• _WRITTEN TASK_
Show all lines holding "marker".

• _DATASET ROWS_
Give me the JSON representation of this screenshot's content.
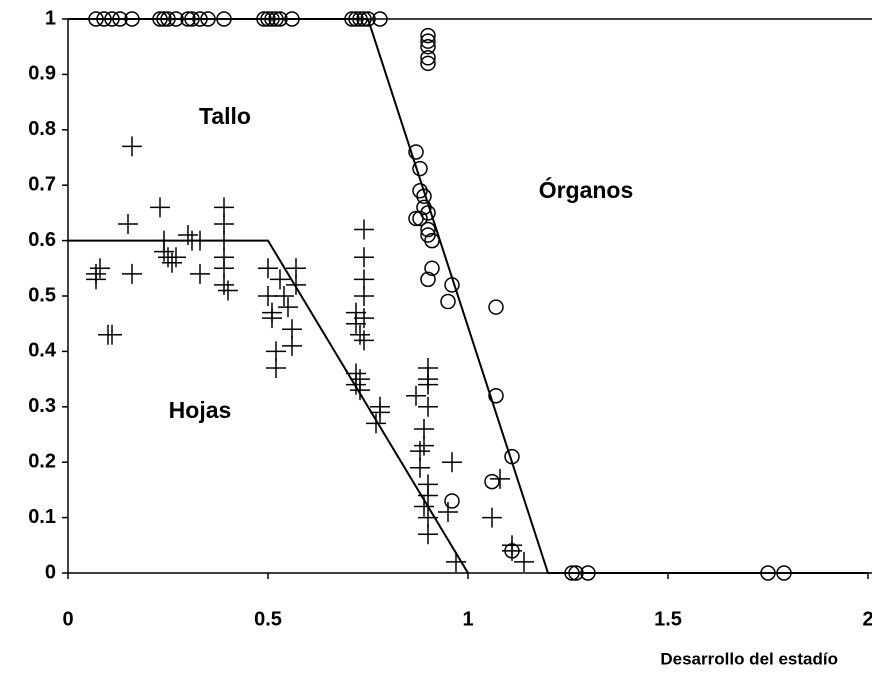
{
  "chart_data": {
    "type": "scatter",
    "x_label": "Desarrollo del estadío",
    "xlim": [
      0,
      2
    ],
    "xticks": [
      0,
      0.5,
      1,
      1.5,
      2
    ],
    "ylim": [
      0,
      1
    ],
    "yticks": [
      0,
      0.1,
      0.2,
      0.3,
      0.4,
      0.5,
      0.6,
      0.7,
      0.8,
      0.9,
      1
    ],
    "annotations": [
      "Tallo",
      "Órganos",
      "Hojas"
    ],
    "series": [
      {
        "marker": "plus",
        "color": "#000000",
        "x": [
          0.16,
          0.23,
          0.15,
          0.07,
          0.07,
          0.08,
          0.16,
          0.1,
          0.11,
          0.24,
          0.24,
          0.25,
          0.26,
          0.27,
          0.3,
          0.31,
          0.33,
          0.33,
          0.39,
          0.39,
          0.39,
          0.39,
          0.39,
          0.39,
          0.4,
          0.5,
          0.5,
          0.51,
          0.51,
          0.52,
          0.52,
          0.53,
          0.54,
          0.55,
          0.56,
          0.56,
          0.57,
          0.57,
          0.72,
          0.72,
          0.73,
          0.73,
          0.73,
          0.74,
          0.74,
          0.74,
          0.74,
          0.74,
          0.74,
          0.72,
          0.72,
          0.78,
          0.78,
          0.77,
          0.87,
          0.88,
          0.88,
          0.89,
          0.89,
          0.9,
          0.9,
          0.9,
          0.9,
          0.9,
          0.9,
          0.89,
          0.9,
          0.9,
          0.96,
          0.95,
          0.97,
          1.06,
          1.08,
          1.11,
          1.11,
          1.14
        ],
        "y": [
          0.77,
          0.66,
          0.63,
          0.54,
          0.53,
          0.55,
          0.54,
          0.43,
          0.43,
          0.6,
          0.58,
          0.57,
          0.56,
          0.57,
          0.61,
          0.6,
          0.6,
          0.54,
          0.66,
          0.63,
          0.6,
          0.57,
          0.55,
          0.52,
          0.51,
          0.55,
          0.5,
          0.47,
          0.46,
          0.4,
          0.37,
          0.53,
          0.5,
          0.48,
          0.44,
          0.41,
          0.55,
          0.52,
          0.47,
          0.45,
          0.43,
          0.35,
          0.33,
          0.62,
          0.57,
          0.53,
          0.5,
          0.46,
          0.42,
          0.36,
          0.34,
          0.3,
          0.29,
          0.27,
          0.32,
          0.22,
          0.19,
          0.26,
          0.23,
          0.37,
          0.35,
          0.34,
          0.3,
          0.16,
          0.14,
          0.12,
          0.1,
          0.07,
          0.2,
          0.11,
          0.02,
          0.1,
          0.17,
          0.05,
          0.04,
          0.02
        ]
      },
      {
        "marker": "circle",
        "color": "#000000",
        "x": [
          0.07,
          0.09,
          0.11,
          0.13,
          0.16,
          0.23,
          0.24,
          0.25,
          0.27,
          0.3,
          0.31,
          0.33,
          0.35,
          0.39,
          0.49,
          0.5,
          0.51,
          0.52,
          0.53,
          0.56,
          0.71,
          0.72,
          0.73,
          0.74,
          0.75,
          0.78,
          0.9,
          0.9,
          0.9,
          0.9,
          0.9,
          0.87,
          0.88,
          0.88,
          0.89,
          0.89,
          0.88,
          0.87,
          0.9,
          0.9,
          0.91,
          0.9,
          0.91,
          0.9,
          0.96,
          0.95,
          1.07,
          1.07,
          1.11,
          1.06,
          0.96,
          1.11,
          1.26,
          1.27,
          1.3,
          1.75,
          1.79
        ],
        "y": [
          1,
          1,
          1,
          1,
          1,
          1,
          1,
          1,
          1,
          1,
          1,
          1,
          1,
          1,
          1,
          1,
          1,
          1,
          1,
          1,
          1,
          1,
          1,
          1,
          1,
          1,
          0.97,
          0.96,
          0.95,
          0.93,
          0.92,
          0.76,
          0.73,
          0.69,
          0.68,
          0.66,
          0.64,
          0.64,
          0.65,
          0.62,
          0.6,
          0.61,
          0.55,
          0.53,
          0.52,
          0.49,
          0.48,
          0.32,
          0.21,
          0.165,
          0.13,
          0.04,
          0,
          0,
          0,
          0,
          0
        ]
      },
      {
        "marker": "line",
        "color": "#000000",
        "x": [
          0,
          0.5,
          1
        ],
        "y": [
          0.6,
          0.6,
          0
        ]
      },
      {
        "marker": "line",
        "color": "#000000",
        "x": [
          0,
          0.75,
          1.2,
          2
        ],
        "y": [
          1,
          1,
          0,
          0
        ]
      }
    ]
  }
}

• _CORRECT RESULT_
        "marker": "plus",
        "marker": "circle",
        "marker": "line",
        "marker": "line",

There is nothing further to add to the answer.